Problem. Please give the data below again in full, exactly as it stands.

'''

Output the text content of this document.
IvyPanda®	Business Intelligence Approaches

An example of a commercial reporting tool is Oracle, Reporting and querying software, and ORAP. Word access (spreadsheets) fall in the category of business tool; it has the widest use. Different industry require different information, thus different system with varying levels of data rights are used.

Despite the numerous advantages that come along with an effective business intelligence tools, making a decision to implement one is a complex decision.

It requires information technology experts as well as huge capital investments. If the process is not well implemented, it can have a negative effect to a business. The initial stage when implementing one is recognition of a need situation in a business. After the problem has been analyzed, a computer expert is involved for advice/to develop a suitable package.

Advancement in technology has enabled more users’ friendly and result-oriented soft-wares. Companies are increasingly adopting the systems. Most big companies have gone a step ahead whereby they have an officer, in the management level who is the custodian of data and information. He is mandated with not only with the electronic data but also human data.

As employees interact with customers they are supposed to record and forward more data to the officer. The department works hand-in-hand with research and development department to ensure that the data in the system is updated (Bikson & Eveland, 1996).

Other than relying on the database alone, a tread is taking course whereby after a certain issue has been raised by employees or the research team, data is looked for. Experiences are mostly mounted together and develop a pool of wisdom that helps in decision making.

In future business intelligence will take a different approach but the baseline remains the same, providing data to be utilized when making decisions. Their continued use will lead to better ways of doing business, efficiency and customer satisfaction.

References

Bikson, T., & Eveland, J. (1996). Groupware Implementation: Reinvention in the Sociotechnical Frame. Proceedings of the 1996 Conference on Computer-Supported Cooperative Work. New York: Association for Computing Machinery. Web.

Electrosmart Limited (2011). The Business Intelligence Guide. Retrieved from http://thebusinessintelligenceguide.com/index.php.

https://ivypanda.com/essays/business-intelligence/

'''

Written solution.
Output the text content of this document.
IvyPanda®	Business Intelligence Approaches

An example of a commercial reporting tool is Oracle, Reporting and querying software, and ORAP. Word access (spreadsheets) fall in the category of business tool; it has the widest use. Different industry require different information, thus different system with varying levels of data rights are used.

Despite the numerous advantages that come along with an effective business intelligence tools, making a decision to implement one is a complex decision.

It requires information technology experts as well as huge capital investments. If the process is not well implemented, it can have a negative effect to a business. The initial stage when implementing one is recognition of a need situation in a business. After the problem has been analyzed, a computer expert is involved for advice/to develop a suitable package.

Advancement in technology has enabled more users’ friendly and result-oriented soft-wares. Companies are increasingly adopting the systems. Most big companies have gone a step ahead whereby they have an officer, in the management level who is the custodian of data and information. He is mandated with not only with the electronic data but also human data.

As employees interact with customers they are supposed to record and forward more data to the officer. The department works hand-in-hand with research and development department to ensure that the data in the system is updated (Bikson & Eveland, 1996).

Other than relying on the database alone, a tread is taking course whereby after a certain issue has been raised by employees or the research team, data is looked for. Experiences are mostly mounted together and develop a pool of wisdom that helps in decision making.

In future business intelligence will take a different approach but the baseline remains the same, providing data to be utilized when making decisions. Their continued use will lead to better ways of doing business, efficiency and customer satisfaction.

References

Bikson, T., & Eveland, J. (1996). Groupware Implementation: Reinvention in the Sociotechnical Frame. Proceedings of the 1996 Conference on Computer-Supported Cooperative Work. New York: Association for Computing Machinery. Web.

Electrosmart Limited (2011). The Business Intelligence Guide. Retrieved from http://thebusinessintelligenceguide.com/index.php.

https://ivypanda.com/essays/business-intelligence/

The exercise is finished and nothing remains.